▸ **Stated goal**: Make an exact copy of all the entries, but do not reproduce the pictures.

▸ **Data to use**:
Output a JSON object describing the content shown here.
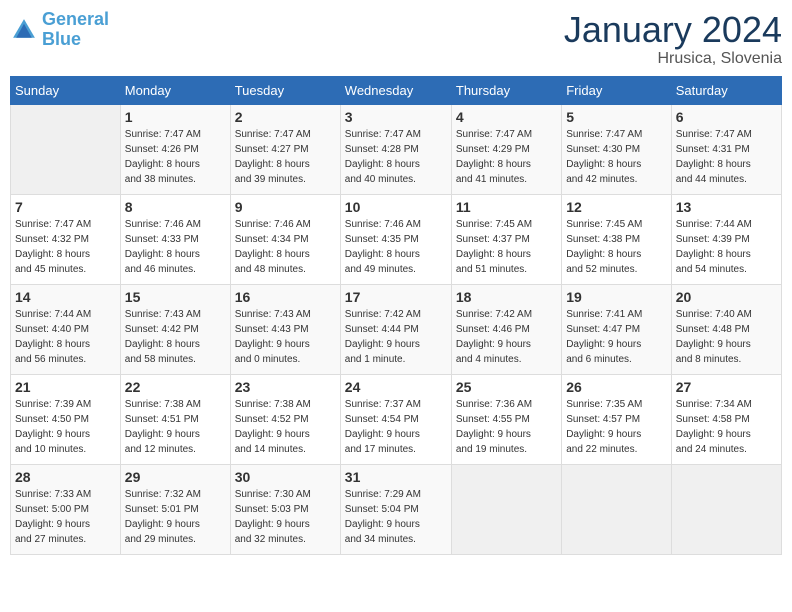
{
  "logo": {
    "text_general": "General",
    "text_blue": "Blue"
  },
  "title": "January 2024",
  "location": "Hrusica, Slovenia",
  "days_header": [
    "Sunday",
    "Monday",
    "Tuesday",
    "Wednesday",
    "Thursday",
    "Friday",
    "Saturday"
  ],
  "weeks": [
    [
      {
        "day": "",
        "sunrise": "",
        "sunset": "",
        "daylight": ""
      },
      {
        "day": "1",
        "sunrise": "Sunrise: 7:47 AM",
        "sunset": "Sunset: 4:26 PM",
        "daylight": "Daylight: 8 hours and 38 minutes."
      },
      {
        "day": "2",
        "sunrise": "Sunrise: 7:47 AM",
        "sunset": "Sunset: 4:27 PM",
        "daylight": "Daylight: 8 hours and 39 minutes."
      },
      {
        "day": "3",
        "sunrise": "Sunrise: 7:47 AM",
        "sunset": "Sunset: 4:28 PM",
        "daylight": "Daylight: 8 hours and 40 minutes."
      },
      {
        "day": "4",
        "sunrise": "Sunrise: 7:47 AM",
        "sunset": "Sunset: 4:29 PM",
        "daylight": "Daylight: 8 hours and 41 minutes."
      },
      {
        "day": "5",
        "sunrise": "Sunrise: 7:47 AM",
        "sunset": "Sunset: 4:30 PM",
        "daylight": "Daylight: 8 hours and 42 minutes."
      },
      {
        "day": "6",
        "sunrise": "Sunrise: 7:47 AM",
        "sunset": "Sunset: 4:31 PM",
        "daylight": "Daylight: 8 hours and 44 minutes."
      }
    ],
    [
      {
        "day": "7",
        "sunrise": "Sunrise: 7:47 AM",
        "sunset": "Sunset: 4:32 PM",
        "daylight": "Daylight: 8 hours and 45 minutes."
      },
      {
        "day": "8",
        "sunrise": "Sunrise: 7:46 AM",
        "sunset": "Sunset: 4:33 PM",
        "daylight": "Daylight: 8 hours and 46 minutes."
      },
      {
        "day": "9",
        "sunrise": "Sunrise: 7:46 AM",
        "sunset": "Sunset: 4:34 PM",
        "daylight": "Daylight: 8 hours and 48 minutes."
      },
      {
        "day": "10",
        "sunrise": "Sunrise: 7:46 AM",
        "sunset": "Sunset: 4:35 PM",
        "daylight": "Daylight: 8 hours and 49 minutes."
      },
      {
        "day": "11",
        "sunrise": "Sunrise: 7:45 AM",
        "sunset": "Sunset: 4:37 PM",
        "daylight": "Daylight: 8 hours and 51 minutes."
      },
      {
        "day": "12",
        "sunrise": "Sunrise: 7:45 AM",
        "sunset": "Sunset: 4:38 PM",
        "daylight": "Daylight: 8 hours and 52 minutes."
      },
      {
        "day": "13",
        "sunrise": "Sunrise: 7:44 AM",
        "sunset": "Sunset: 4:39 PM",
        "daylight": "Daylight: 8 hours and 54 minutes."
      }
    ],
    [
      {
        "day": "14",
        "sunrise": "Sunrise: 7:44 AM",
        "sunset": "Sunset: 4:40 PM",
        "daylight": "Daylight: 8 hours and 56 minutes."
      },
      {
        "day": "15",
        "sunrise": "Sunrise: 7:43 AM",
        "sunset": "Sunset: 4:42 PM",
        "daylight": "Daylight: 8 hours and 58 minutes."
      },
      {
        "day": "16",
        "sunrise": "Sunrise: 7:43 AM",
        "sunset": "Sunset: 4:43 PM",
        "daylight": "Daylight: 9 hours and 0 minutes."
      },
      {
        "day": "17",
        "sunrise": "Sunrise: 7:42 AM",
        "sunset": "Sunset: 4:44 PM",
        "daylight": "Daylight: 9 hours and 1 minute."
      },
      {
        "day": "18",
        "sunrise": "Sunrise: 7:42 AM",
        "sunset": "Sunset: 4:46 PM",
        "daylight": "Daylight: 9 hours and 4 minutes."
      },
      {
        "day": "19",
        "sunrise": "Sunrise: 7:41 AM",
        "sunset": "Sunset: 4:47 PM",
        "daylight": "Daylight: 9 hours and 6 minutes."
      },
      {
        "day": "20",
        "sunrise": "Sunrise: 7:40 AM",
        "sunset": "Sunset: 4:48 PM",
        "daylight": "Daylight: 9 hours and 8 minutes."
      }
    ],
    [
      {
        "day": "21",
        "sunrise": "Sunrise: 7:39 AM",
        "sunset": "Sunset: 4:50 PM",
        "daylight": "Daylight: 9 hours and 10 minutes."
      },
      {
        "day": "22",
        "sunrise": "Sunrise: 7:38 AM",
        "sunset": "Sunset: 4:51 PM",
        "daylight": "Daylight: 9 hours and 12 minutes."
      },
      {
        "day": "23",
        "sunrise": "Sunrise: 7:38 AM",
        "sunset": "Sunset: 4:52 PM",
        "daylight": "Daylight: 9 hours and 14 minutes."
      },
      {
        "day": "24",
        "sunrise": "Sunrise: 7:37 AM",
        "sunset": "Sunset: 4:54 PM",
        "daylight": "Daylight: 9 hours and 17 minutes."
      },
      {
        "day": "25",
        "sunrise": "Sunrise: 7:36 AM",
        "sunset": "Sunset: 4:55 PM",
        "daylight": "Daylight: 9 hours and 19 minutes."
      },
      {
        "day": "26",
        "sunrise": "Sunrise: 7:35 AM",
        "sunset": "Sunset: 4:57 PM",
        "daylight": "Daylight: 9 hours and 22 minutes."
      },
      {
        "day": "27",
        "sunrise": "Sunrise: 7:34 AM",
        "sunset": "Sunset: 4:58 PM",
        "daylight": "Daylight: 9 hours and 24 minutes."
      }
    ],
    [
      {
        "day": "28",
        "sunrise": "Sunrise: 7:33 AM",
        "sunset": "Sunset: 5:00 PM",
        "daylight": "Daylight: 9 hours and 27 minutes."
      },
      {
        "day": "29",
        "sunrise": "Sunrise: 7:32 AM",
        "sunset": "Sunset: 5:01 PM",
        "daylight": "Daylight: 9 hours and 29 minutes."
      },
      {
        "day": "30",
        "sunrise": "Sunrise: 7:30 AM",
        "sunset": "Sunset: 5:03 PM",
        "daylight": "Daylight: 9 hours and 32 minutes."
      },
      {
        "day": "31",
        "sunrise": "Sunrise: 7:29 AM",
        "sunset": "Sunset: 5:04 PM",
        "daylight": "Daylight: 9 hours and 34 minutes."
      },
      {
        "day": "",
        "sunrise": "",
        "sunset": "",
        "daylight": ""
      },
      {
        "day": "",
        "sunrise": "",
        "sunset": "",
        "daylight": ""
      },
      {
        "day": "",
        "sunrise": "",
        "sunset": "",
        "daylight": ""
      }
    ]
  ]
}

▸ **Finished answer**:
Output a JSON object describing the content shown here.
{
  "logo": {
    "text_general": "General",
    "text_blue": "Blue"
  },
  "title": "January 2024",
  "location": "Hrusica, Slovenia",
  "days_header": [
    "Sunday",
    "Monday",
    "Tuesday",
    "Wednesday",
    "Thursday",
    "Friday",
    "Saturday"
  ],
  "weeks": [
    [
      {
        "day": "",
        "sunrise": "",
        "sunset": "",
        "daylight": ""
      },
      {
        "day": "1",
        "sunrise": "Sunrise: 7:47 AM",
        "sunset": "Sunset: 4:26 PM",
        "daylight": "Daylight: 8 hours and 38 minutes."
      },
      {
        "day": "2",
        "sunrise": "Sunrise: 7:47 AM",
        "sunset": "Sunset: 4:27 PM",
        "daylight": "Daylight: 8 hours and 39 minutes."
      },
      {
        "day": "3",
        "sunrise": "Sunrise: 7:47 AM",
        "sunset": "Sunset: 4:28 PM",
        "daylight": "Daylight: 8 hours and 40 minutes."
      },
      {
        "day": "4",
        "sunrise": "Sunrise: 7:47 AM",
        "sunset": "Sunset: 4:29 PM",
        "daylight": "Daylight: 8 hours and 41 minutes."
      },
      {
        "day": "5",
        "sunrise": "Sunrise: 7:47 AM",
        "sunset": "Sunset: 4:30 PM",
        "daylight": "Daylight: 8 hours and 42 minutes."
      },
      {
        "day": "6",
        "sunrise": "Sunrise: 7:47 AM",
        "sunset": "Sunset: 4:31 PM",
        "daylight": "Daylight: 8 hours and 44 minutes."
      }
    ],
    [
      {
        "day": "7",
        "sunrise": "Sunrise: 7:47 AM",
        "sunset": "Sunset: 4:32 PM",
        "daylight": "Daylight: 8 hours and 45 minutes."
      },
      {
        "day": "8",
        "sunrise": "Sunrise: 7:46 AM",
        "sunset": "Sunset: 4:33 PM",
        "daylight": "Daylight: 8 hours and 46 minutes."
      },
      {
        "day": "9",
        "sunrise": "Sunrise: 7:46 AM",
        "sunset": "Sunset: 4:34 PM",
        "daylight": "Daylight: 8 hours and 48 minutes."
      },
      {
        "day": "10",
        "sunrise": "Sunrise: 7:46 AM",
        "sunset": "Sunset: 4:35 PM",
        "daylight": "Daylight: 8 hours and 49 minutes."
      },
      {
        "day": "11",
        "sunrise": "Sunrise: 7:45 AM",
        "sunset": "Sunset: 4:37 PM",
        "daylight": "Daylight: 8 hours and 51 minutes."
      },
      {
        "day": "12",
        "sunrise": "Sunrise: 7:45 AM",
        "sunset": "Sunset: 4:38 PM",
        "daylight": "Daylight: 8 hours and 52 minutes."
      },
      {
        "day": "13",
        "sunrise": "Sunrise: 7:44 AM",
        "sunset": "Sunset: 4:39 PM",
        "daylight": "Daylight: 8 hours and 54 minutes."
      }
    ],
    [
      {
        "day": "14",
        "sunrise": "Sunrise: 7:44 AM",
        "sunset": "Sunset: 4:40 PM",
        "daylight": "Daylight: 8 hours and 56 minutes."
      },
      {
        "day": "15",
        "sunrise": "Sunrise: 7:43 AM",
        "sunset": "Sunset: 4:42 PM",
        "daylight": "Daylight: 8 hours and 58 minutes."
      },
      {
        "day": "16",
        "sunrise": "Sunrise: 7:43 AM",
        "sunset": "Sunset: 4:43 PM",
        "daylight": "Daylight: 9 hours and 0 minutes."
      },
      {
        "day": "17",
        "sunrise": "Sunrise: 7:42 AM",
        "sunset": "Sunset: 4:44 PM",
        "daylight": "Daylight: 9 hours and 1 minute."
      },
      {
        "day": "18",
        "sunrise": "Sunrise: 7:42 AM",
        "sunset": "Sunset: 4:46 PM",
        "daylight": "Daylight: 9 hours and 4 minutes."
      },
      {
        "day": "19",
        "sunrise": "Sunrise: 7:41 AM",
        "sunset": "Sunset: 4:47 PM",
        "daylight": "Daylight: 9 hours and 6 minutes."
      },
      {
        "day": "20",
        "sunrise": "Sunrise: 7:40 AM",
        "sunset": "Sunset: 4:48 PM",
        "daylight": "Daylight: 9 hours and 8 minutes."
      }
    ],
    [
      {
        "day": "21",
        "sunrise": "Sunrise: 7:39 AM",
        "sunset": "Sunset: 4:50 PM",
        "daylight": "Daylight: 9 hours and 10 minutes."
      },
      {
        "day": "22",
        "sunrise": "Sunrise: 7:38 AM",
        "sunset": "Sunset: 4:51 PM",
        "daylight": "Daylight: 9 hours and 12 minutes."
      },
      {
        "day": "23",
        "sunrise": "Sunrise: 7:38 AM",
        "sunset": "Sunset: 4:52 PM",
        "daylight": "Daylight: 9 hours and 14 minutes."
      },
      {
        "day": "24",
        "sunrise": "Sunrise: 7:37 AM",
        "sunset": "Sunset: 4:54 PM",
        "daylight": "Daylight: 9 hours and 17 minutes."
      },
      {
        "day": "25",
        "sunrise": "Sunrise: 7:36 AM",
        "sunset": "Sunset: 4:55 PM",
        "daylight": "Daylight: 9 hours and 19 minutes."
      },
      {
        "day": "26",
        "sunrise": "Sunrise: 7:35 AM",
        "sunset": "Sunset: 4:57 PM",
        "daylight": "Daylight: 9 hours and 22 minutes."
      },
      {
        "day": "27",
        "sunrise": "Sunrise: 7:34 AM",
        "sunset": "Sunset: 4:58 PM",
        "daylight": "Daylight: 9 hours and 24 minutes."
      }
    ],
    [
      {
        "day": "28",
        "sunrise": "Sunrise: 7:33 AM",
        "sunset": "Sunset: 5:00 PM",
        "daylight": "Daylight: 9 hours and 27 minutes."
      },
      {
        "day": "29",
        "sunrise": "Sunrise: 7:32 AM",
        "sunset": "Sunset: 5:01 PM",
        "daylight": "Daylight: 9 hours and 29 minutes."
      },
      {
        "day": "30",
        "sunrise": "Sunrise: 7:30 AM",
        "sunset": "Sunset: 5:03 PM",
        "daylight": "Daylight: 9 hours and 32 minutes."
      },
      {
        "day": "31",
        "sunrise": "Sunrise: 7:29 AM",
        "sunset": "Sunset: 5:04 PM",
        "daylight": "Daylight: 9 hours and 34 minutes."
      },
      {
        "day": "",
        "sunrise": "",
        "sunset": "",
        "daylight": ""
      },
      {
        "day": "",
        "sunrise": "",
        "sunset": "",
        "daylight": ""
      },
      {
        "day": "",
        "sunrise": "",
        "sunset": "",
        "daylight": ""
      }
    ]
  ]
}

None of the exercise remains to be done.